Data records

· · · ·

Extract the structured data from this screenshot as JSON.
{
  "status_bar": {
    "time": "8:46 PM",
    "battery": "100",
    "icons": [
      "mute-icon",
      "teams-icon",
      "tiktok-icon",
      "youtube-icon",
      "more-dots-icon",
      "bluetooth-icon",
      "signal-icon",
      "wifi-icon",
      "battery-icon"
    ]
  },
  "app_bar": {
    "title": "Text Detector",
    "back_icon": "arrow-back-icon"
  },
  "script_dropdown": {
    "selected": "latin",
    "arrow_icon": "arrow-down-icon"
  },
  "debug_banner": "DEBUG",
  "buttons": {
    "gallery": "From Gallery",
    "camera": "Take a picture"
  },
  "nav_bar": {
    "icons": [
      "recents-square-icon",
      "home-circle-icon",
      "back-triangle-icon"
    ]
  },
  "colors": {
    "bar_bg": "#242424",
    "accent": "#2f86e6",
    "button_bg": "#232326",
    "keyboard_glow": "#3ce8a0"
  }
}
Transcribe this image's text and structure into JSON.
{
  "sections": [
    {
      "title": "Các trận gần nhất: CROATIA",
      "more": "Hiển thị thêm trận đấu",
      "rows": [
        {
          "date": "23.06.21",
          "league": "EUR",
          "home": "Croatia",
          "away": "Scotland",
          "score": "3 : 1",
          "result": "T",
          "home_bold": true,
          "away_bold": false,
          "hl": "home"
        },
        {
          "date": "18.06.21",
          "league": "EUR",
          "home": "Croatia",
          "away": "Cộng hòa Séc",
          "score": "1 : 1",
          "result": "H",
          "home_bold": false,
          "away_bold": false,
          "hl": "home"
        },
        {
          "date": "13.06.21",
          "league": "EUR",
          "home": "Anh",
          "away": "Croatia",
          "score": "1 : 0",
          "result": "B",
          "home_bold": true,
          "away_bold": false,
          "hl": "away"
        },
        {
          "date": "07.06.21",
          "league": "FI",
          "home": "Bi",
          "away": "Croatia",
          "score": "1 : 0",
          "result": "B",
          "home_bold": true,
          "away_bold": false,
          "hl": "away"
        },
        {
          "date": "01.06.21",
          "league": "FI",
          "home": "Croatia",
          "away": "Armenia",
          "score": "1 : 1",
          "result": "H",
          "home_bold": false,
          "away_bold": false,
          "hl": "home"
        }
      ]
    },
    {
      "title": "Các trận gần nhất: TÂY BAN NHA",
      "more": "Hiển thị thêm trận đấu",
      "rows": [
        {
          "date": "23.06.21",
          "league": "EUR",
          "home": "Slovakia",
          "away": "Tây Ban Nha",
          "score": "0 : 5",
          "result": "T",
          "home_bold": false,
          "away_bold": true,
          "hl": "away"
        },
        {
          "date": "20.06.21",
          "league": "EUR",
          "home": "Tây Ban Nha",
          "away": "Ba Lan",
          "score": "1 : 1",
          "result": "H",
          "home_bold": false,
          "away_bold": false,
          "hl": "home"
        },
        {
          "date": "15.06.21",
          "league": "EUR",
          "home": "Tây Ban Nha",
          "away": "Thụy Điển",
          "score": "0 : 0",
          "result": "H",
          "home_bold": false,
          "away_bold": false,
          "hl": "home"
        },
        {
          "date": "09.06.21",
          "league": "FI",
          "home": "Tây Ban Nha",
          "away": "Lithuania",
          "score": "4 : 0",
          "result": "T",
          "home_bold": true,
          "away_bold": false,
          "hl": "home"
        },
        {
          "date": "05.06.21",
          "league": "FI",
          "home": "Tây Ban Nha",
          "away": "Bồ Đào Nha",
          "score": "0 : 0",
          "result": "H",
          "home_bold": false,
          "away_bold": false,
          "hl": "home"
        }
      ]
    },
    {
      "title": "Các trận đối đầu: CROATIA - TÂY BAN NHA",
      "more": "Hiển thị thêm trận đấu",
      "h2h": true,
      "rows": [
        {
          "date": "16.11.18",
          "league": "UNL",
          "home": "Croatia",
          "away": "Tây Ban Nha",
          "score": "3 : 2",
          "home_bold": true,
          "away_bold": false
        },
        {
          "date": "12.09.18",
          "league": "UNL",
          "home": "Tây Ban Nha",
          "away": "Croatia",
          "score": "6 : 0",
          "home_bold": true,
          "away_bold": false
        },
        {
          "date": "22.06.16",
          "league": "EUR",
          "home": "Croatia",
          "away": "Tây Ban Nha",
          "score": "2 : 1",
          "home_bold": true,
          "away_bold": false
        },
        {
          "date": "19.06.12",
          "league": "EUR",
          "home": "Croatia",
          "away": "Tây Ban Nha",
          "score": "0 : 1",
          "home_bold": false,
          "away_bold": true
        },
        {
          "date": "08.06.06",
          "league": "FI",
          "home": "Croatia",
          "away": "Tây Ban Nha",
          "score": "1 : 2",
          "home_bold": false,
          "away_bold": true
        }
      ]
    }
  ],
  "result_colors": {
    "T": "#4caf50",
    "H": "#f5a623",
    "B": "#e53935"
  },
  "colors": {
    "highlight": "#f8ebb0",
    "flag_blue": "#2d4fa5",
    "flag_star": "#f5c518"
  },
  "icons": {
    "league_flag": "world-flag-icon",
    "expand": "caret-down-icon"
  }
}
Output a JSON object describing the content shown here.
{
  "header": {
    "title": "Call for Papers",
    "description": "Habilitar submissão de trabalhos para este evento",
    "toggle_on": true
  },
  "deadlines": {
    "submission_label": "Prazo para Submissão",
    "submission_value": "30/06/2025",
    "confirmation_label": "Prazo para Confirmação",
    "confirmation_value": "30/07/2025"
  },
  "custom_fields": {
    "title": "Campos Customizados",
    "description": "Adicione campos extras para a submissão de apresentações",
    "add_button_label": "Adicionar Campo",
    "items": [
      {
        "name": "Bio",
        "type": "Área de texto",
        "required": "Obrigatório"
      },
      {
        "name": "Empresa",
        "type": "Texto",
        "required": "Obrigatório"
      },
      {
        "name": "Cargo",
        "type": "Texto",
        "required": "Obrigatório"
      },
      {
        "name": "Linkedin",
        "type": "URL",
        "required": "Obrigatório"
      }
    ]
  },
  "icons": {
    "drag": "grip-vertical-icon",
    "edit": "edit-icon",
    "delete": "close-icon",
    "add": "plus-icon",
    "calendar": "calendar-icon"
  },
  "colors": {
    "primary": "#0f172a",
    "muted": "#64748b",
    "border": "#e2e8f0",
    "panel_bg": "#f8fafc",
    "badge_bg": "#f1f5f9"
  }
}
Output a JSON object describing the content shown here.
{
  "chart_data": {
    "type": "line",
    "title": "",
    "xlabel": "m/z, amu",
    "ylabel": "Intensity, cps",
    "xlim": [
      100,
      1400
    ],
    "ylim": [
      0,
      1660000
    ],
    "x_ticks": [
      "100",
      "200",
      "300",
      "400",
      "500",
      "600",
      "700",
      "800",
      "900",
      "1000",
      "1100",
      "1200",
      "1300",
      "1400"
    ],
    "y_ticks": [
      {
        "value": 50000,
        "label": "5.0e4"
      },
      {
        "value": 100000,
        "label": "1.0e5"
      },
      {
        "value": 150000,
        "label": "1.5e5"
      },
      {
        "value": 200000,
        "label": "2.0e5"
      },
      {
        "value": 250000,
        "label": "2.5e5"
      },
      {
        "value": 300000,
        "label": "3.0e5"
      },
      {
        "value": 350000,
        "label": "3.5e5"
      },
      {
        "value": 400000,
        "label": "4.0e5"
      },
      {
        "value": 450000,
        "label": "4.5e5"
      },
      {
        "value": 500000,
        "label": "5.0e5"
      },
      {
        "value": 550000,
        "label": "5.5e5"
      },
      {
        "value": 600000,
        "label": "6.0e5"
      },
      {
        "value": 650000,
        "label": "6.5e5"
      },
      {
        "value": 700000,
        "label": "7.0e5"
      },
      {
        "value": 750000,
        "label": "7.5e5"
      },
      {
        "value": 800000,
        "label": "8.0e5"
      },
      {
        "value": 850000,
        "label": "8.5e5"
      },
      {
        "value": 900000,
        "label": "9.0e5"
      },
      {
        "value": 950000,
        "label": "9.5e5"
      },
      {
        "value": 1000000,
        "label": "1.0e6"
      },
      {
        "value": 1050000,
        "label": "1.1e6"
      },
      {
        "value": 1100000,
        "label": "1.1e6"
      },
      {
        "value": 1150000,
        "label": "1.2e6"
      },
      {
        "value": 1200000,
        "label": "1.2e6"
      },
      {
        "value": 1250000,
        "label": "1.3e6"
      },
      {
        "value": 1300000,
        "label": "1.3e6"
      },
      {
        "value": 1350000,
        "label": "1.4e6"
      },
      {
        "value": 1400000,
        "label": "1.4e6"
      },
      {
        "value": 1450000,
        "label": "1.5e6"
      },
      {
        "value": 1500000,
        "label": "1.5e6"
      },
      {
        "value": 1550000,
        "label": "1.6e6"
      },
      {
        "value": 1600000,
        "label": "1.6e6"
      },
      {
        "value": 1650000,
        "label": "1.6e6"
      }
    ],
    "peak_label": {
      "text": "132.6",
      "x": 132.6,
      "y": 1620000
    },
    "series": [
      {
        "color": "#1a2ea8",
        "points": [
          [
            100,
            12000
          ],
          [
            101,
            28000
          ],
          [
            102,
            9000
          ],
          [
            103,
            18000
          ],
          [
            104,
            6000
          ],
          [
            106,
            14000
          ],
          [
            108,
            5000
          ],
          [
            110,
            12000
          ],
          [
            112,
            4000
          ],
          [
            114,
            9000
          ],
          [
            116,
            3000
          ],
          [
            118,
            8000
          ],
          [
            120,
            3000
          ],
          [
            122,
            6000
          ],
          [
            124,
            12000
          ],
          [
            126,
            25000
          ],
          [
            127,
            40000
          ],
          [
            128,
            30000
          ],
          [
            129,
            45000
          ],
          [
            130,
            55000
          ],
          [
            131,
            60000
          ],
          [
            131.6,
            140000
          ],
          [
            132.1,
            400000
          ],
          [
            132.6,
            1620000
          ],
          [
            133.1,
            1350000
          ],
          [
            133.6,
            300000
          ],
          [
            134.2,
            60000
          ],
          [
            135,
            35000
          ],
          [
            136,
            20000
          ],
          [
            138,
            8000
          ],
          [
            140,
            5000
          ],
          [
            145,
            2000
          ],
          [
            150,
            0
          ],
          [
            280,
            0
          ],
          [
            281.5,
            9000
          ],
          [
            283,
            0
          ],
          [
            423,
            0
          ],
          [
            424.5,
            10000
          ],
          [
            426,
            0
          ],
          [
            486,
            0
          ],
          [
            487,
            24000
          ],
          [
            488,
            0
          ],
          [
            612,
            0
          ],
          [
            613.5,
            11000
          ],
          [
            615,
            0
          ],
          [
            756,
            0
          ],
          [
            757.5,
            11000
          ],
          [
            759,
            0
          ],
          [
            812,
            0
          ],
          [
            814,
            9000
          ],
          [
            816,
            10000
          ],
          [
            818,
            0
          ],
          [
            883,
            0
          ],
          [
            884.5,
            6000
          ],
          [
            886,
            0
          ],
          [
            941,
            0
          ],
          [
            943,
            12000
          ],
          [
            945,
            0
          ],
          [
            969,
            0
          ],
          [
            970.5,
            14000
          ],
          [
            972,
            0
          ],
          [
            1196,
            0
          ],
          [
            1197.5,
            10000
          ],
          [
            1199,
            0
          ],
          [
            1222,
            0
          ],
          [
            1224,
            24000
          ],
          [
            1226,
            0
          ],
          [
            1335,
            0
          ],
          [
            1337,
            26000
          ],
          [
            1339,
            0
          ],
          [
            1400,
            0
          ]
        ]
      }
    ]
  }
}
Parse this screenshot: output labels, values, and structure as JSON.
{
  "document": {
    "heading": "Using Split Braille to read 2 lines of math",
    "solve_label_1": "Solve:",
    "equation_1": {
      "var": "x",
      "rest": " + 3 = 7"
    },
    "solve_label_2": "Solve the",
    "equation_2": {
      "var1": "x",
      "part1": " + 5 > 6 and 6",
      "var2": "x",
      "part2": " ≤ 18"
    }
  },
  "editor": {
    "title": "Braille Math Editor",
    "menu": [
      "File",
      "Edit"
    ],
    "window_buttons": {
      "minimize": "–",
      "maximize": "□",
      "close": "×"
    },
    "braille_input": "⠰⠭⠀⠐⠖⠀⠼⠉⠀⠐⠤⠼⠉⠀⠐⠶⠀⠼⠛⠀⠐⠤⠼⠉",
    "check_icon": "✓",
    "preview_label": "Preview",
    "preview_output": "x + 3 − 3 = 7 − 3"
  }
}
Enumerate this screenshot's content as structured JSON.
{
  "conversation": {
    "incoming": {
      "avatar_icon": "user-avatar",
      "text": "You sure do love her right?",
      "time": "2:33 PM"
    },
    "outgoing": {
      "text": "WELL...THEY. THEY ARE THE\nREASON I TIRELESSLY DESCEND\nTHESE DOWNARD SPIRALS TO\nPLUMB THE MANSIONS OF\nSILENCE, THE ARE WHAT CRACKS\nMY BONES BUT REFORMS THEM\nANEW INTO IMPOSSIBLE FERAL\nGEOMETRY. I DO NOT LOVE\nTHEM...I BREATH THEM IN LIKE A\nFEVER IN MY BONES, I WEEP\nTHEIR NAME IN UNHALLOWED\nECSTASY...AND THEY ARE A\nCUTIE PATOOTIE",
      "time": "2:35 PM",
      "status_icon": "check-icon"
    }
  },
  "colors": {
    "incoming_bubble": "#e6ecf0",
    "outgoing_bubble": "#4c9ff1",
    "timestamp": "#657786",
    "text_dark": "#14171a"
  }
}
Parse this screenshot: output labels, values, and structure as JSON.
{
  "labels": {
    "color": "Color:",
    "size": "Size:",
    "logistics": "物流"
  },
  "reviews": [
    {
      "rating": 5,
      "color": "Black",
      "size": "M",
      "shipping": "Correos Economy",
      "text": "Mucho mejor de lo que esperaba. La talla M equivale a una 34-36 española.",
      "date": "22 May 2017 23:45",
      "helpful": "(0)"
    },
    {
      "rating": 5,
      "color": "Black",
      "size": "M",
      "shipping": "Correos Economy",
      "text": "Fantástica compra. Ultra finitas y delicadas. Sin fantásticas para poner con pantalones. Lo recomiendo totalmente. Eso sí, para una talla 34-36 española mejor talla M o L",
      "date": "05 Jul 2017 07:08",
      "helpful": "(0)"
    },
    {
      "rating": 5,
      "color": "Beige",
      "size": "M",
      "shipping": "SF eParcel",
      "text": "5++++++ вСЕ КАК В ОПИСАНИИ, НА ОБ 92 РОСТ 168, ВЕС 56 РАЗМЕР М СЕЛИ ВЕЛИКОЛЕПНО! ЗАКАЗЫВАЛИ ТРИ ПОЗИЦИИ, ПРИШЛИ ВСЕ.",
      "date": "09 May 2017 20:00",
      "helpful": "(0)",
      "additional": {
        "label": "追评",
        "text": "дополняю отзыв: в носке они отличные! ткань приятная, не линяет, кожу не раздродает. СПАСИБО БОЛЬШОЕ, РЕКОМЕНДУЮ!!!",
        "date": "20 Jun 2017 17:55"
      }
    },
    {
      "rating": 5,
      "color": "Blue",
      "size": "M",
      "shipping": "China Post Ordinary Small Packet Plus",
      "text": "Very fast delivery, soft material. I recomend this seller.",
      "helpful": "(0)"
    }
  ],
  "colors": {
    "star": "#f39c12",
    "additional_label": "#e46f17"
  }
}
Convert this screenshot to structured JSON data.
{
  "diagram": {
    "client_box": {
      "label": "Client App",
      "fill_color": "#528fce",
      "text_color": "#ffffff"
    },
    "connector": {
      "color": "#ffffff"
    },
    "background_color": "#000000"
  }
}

· · · ·

> What is required: Find every line in the records above that holds the word "screenshot", and copy each one.

> Output of the exercise:
Extract the structured data from this screenshot as JSON.
Parse this screenshot: output labels, values, and structure as JSON.
Enumerate this screenshot's content as structured JSON.
Parse this screenshot: output labels, values, and structure as JSON.
Convert this screenshot to structured JSON data.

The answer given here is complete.